E. Le manque de sécurité

▸ Trop de professionnels du domicile sont missionnés sans être présentés dans les foyers. C’est une mise en échec organisée.
▸ Leurs missions ne sont pas clarifiées et évoluent au gré des demandes des familles sous la forme d’injonctions sans parfois que les responsables de secteur interagissent.
▸ Les professionnels n’ont pas accès au dossier des usagers, sous prétexte de secret professionnel et, lorsqu’ils sont missionnés dans un nouveau foyer, ils perdent un temps conséquent à se renseigner, au risque de blesser émotionnellement l’usager.
▸ Des professionnels vivent quotidiennement des humiliations quant à leur physique ou à leurs origines. Certains sont vilipendés systématiquement sans soutien de leur structure.
▸ Des professionnels évoquent des situations de maltraitance sans que les comités directeurs ne donnent de suite et construisent un quelconque retour légitime.
▸ Des professionnels évoluent dans des foyers où un climat de violence est connu, mais tu, et ils s’y rendent la peur au ventre.

Données brutes
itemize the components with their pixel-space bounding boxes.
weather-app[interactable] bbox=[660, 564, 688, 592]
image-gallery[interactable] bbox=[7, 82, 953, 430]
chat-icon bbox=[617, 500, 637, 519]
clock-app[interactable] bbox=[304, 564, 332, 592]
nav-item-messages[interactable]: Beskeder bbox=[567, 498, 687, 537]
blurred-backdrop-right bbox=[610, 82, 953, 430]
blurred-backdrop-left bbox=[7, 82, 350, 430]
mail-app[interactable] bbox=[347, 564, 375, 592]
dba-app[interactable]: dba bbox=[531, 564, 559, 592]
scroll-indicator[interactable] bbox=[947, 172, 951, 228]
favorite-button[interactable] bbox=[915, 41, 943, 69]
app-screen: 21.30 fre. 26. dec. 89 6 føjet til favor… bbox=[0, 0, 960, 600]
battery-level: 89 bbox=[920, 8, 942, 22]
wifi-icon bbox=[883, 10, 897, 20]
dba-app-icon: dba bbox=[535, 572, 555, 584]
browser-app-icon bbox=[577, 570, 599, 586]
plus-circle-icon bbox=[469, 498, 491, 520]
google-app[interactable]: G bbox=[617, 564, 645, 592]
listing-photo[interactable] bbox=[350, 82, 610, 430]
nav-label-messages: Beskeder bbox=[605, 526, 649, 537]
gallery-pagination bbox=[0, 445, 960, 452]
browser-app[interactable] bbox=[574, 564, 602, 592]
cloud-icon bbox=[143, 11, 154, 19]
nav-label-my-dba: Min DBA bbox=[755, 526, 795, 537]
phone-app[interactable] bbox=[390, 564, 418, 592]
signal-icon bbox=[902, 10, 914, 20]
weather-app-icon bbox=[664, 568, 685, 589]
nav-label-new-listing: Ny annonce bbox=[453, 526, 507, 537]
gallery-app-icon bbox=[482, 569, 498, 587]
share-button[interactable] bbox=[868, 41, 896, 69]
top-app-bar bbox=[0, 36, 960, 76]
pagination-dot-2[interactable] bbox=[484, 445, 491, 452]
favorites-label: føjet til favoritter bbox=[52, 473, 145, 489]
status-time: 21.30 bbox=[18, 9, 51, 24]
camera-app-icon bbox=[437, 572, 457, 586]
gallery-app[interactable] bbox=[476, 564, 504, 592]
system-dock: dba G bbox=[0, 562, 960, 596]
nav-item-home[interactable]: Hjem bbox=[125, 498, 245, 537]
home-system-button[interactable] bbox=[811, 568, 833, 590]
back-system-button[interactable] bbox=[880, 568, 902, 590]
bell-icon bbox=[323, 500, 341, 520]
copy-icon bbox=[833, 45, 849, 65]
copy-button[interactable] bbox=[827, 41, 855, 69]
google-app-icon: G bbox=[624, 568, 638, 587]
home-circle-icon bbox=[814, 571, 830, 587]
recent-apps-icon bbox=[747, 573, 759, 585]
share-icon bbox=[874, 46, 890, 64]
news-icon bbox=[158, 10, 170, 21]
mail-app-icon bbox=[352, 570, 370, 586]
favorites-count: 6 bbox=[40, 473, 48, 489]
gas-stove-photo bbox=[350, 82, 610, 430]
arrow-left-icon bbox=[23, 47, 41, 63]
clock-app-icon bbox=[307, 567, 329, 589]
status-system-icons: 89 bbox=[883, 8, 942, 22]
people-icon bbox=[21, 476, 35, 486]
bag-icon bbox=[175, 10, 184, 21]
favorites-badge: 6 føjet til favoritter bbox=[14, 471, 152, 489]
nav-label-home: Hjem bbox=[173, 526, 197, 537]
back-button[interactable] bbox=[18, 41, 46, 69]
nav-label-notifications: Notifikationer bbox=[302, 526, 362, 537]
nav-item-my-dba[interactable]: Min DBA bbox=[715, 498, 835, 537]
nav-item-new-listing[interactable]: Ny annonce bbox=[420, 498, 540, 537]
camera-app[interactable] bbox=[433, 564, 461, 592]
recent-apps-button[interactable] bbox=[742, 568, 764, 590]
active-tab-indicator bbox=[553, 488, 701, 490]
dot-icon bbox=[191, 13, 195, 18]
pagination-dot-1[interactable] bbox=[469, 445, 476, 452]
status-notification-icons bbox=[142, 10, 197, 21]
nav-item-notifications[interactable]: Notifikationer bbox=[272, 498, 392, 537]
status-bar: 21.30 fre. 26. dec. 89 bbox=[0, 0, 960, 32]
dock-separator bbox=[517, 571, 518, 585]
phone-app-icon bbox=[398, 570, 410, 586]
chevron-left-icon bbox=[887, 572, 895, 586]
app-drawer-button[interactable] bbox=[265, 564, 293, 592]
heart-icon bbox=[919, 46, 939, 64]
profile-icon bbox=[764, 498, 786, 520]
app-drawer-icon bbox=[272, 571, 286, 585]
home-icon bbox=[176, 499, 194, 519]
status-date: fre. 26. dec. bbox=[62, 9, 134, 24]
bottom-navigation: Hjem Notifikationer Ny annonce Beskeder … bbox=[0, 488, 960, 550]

Consignes
a) D'après le texte sur le manque de sécurité, pour quel motif les professionnels n'ont-ils pas accès au dossier des usagers ? Indiquez aussi la conséquence qu'il en tire.
b) Relevez l'ensemble des constats que le texte sur le manque de sécurité présente sous forme de puces, en résumant chacun en une ligne.
c) Recopiez le passage du texte sur le manque de sécurité qui commence par "E. Le manque" et se termine par "de secteur interagissent.".

Réponses par consigne
a) Le texte indique que cet accès leur est refusé « sous prétexte de secret professionnel ». En conséquence, lorsqu'ils sont missionnés dans un nouveau foyer, ils perdent un temps conséquent à se renseigner, au risque de blesser émotionnellement l'usager.

b)
- Trop de professionnels du domicile sont missionnés sans être présentés dans les foyers.
- Leurs missions ne sont pas clarifiées et évoluent au gré des demandes des familles, parfois sans que les responsables de secteur interagissent.
- Ils n'ont pas accès au dossier des usagers et perdent un temps conséquent à se renseigner.
- Certains subissent quotidiennement des humiliations quant à leur physique ou à leurs origines, sans soutien de leur structure.
- Des situations de maltraitance qu'ils signalent restent sans suite de la part des comités directeurs.
- Certains interviennent dans des foyers où règne un climat de violence connu mais tu, et ils s'y rendent la peur au ventre.

c)
E. Le manque de sécurité

▸ Trop de professionnels du domicile sont missionnés sans être présentés dans les foyers. C’est une mise en échec organisée.
▸ Leurs missions ne sont pas clarifiées et évoluent au gré des demandes des familles sous la forme d’injonctions sans parfois que les responsables de secteur interagissent.